• WHAT NEEDS TO BE DONE: Write down every entry below once more, exactly.

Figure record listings
## start

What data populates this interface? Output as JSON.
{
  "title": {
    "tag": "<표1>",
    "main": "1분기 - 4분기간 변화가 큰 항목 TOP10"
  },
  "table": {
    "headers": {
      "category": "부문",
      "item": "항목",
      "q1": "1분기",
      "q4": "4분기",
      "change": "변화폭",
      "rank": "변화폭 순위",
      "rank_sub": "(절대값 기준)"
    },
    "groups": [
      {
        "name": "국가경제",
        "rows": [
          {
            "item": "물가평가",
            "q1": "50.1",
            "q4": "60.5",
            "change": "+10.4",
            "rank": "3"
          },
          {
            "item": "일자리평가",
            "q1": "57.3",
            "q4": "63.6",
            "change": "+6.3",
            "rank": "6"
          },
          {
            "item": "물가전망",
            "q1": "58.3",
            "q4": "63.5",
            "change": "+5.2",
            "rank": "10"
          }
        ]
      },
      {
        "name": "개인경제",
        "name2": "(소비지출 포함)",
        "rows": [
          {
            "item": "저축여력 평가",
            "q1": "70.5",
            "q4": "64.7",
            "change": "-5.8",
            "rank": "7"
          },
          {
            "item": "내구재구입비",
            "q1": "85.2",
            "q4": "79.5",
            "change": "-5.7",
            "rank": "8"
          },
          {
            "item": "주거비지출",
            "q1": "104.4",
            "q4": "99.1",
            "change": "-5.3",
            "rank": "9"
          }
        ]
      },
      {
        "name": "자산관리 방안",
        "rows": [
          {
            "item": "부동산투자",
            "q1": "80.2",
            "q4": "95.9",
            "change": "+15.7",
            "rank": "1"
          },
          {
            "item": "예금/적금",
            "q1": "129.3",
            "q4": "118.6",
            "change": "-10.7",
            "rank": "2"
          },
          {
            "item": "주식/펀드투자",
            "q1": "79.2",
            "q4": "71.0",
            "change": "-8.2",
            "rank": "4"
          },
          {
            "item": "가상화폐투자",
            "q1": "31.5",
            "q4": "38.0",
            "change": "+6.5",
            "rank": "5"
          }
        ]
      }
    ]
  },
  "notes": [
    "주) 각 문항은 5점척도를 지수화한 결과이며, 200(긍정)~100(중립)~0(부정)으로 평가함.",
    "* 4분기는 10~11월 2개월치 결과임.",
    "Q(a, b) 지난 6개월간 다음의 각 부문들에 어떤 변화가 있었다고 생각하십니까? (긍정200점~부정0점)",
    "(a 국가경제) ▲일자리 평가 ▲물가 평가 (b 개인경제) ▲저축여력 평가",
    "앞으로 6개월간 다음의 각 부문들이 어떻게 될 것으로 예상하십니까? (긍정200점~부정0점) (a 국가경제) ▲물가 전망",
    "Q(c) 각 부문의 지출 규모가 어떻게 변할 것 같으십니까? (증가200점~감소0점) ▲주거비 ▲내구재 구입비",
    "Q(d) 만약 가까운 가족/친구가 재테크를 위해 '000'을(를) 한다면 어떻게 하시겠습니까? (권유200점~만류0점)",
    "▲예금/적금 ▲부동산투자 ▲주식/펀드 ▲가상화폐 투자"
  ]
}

## end

• FINAL RESULT:
What data populates this interface? Output as JSON.
{
  "title": {
    "tag": "<표1>",
    "main": "1분기 - 4분기간 변화가 큰 항목 TOP10"
  },
  "table": {
    "headers": {
      "category": "부문",
      "item": "항목",
      "q1": "1분기",
      "q4": "4분기",
      "change": "변화폭",
      "rank": "변화폭 순위",
      "rank_sub": "(절대값 기준)"
    },
    "groups": [
      {
        "name": "국가경제",
        "rows": [
          {
            "item": "물가평가",
            "q1": "50.1",
            "q4": "60.5",
            "change": "+10.4",
            "rank": "3"
          },
          {
            "item": "일자리평가",
            "q1": "57.3",
            "q4": "63.6",
            "change": "+6.3",
            "rank": "6"
          },
          {
            "item": "물가전망",
            "q1": "58.3",
            "q4": "63.5",
            "change": "+5.2",
            "rank": "10"
          }
        ]
      },
      {
        "name": "개인경제",
        "name2": "(소비지출 포함)",
        "rows": [
          {
            "item": "저축여력 평가",
            "q1": "70.5",
            "q4": "64.7",
            "change": "-5.8",
            "rank": "7"
          },
          {
            "item": "내구재구입비",
            "q1": "85.2",
            "q4": "79.5",
            "change": "-5.7",
            "rank": "8"
          },
          {
            "item": "주거비지출",
            "q1": "104.4",
            "q4": "99.1",
            "change": "-5.3",
            "rank": "9"
          }
        ]
      },
      {
        "name": "자산관리 방안",
        "rows": [
          {
            "item": "부동산투자",
            "q1": "80.2",
            "q4": "95.9",
            "change": "+15.7",
            "rank": "1"
          },
          {
            "item": "예금/적금",
            "q1": "129.3",
            "q4": "118.6",
            "change": "-10.7",
            "rank": "2"
          },
          {
            "item": "주식/펀드투자",
            "q1": "79.2",
            "q4": "71.0",
            "change": "-8.2",
            "rank": "4"
          },
          {
            "item": "가상화폐투자",
            "q1": "31.5",
            "q4": "38.0",
            "change": "+6.5",
            "rank": "5"
          }
        ]
      }
    ]
  },
  "notes": [
    "주) 각 문항은 5점척도를 지수화한 결과이며, 200(긍정)~100(중립)~0(부정)으로 평가함.",
    "* 4분기는 10~11월 2개월치 결과임.",
    "Q(a, b) 지난 6개월간 다음의 각 부문들에 어떤 변화가 있었다고 생각하십니까? (긍정200점~부정0점)",
    "(a 국가경제) ▲일자리 평가 ▲물가 평가 (b 개인경제) ▲저축여력 평가",
    "앞으로 6개월간 다음의 각 부문들이 어떻게 될 것으로 예상하십니까? (긍정200점~부정0점) (a 국가경제) ▲물가 전망",
    "Q(c) 각 부문의 지출 규모가 어떻게 변할 것 같으십니까? (증가200점~감소0점) ▲주거비 ▲내구재 구입비",
    "Q(d) 만약 가까운 가족/친구가 재테크를 위해 '000'을(를) 한다면 어떻게 하시겠습니까? (권유200점~만류0점)",
    "▲예금/적금 ▲부동산투자 ▲주식/펀드 ▲가상화폐 투자"
  ]
}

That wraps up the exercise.